Saved entries:
+++

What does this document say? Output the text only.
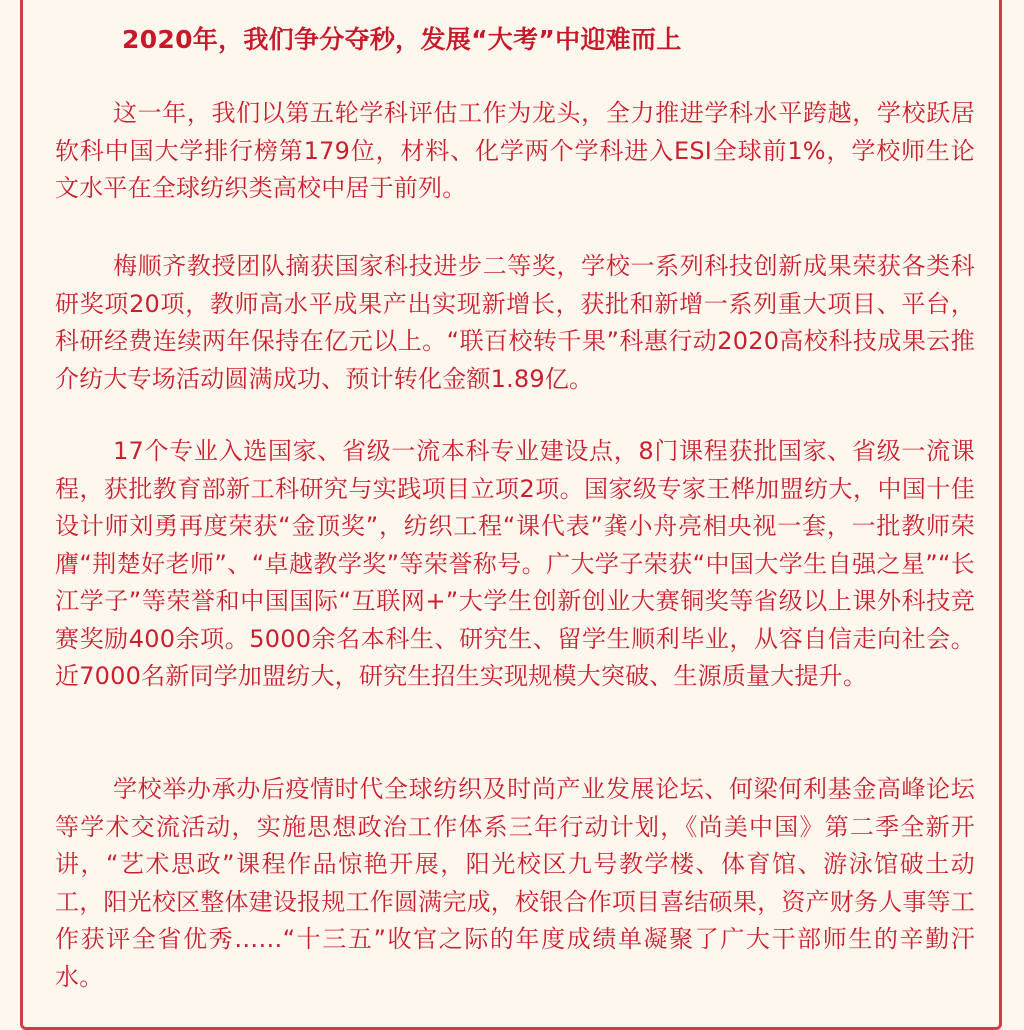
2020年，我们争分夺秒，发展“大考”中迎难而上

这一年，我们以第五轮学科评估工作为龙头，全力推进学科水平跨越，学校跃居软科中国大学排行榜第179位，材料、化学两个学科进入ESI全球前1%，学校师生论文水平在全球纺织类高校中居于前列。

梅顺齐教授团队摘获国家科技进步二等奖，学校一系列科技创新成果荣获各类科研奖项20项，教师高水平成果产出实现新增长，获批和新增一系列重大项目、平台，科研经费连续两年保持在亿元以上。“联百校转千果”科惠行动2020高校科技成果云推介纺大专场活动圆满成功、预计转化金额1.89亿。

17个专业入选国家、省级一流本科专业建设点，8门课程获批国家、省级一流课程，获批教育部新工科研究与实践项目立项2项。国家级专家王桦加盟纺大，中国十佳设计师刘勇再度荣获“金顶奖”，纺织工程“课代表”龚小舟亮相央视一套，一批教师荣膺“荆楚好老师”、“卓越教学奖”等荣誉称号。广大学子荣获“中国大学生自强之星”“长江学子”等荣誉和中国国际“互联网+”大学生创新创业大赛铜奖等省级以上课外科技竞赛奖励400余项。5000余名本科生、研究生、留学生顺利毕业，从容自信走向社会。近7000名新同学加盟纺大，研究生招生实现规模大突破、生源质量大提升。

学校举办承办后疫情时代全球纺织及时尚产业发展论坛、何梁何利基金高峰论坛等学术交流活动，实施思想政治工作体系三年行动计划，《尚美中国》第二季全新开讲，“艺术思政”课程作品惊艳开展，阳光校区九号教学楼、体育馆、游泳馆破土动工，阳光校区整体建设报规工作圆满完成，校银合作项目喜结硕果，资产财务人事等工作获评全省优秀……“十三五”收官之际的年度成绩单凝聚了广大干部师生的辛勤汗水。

+++

Write out the full set of lines verbatim, without the pictures.

▶ **Full answer**:
What does this document say? Output the text only.
2020年，我们争分夺秒，发展“大考”中迎难而上

这一年，我们以第五轮学科评估工作为龙头，全力推进学科水平跨越，学校跃居软科中国大学排行榜第179位，材料、化学两个学科进入ESI全球前1%，学校师生论文水平在全球纺织类高校中居于前列。

梅顺齐教授团队摘获国家科技进步二等奖，学校一系列科技创新成果荣获各类科研奖项20项，教师高水平成果产出实现新增长，获批和新增一系列重大项目、平台，科研经费连续两年保持在亿元以上。“联百校转千果”科惠行动2020高校科技成果云推介纺大专场活动圆满成功、预计转化金额1.89亿。

17个专业入选国家、省级一流本科专业建设点，8门课程获批国家、省级一流课程，获批教育部新工科研究与实践项目立项2项。国家级专家王桦加盟纺大，中国十佳设计师刘勇再度荣获“金顶奖”，纺织工程“课代表”龚小舟亮相央视一套，一批教师荣膺“荆楚好老师”、“卓越教学奖”等荣誉称号。广大学子荣获“中国大学生自强之星”“长江学子”等荣誉和中国国际“互联网+”大学生创新创业大赛铜奖等省级以上课外科技竞赛奖励400余项。5000余名本科生、研究生、留学生顺利毕业，从容自信走向社会。近7000名新同学加盟纺大，研究生招生实现规模大突破、生源质量大提升。

学校举办承办后疫情时代全球纺织及时尚产业发展论坛、何梁何利基金高峰论坛等学术交流活动，实施思想政治工作体系三年行动计划，《尚美中国》第二季全新开讲，“艺术思政”课程作品惊艳开展，阳光校区九号教学楼、体育馆、游泳馆破土动工，阳光校区整体建设报规工作圆满完成，校银合作项目喜结硕果，资产财务人事等工作获评全省优秀……“十三五”收官之际的年度成绩单凝聚了广大干部师生的辛勤汗水。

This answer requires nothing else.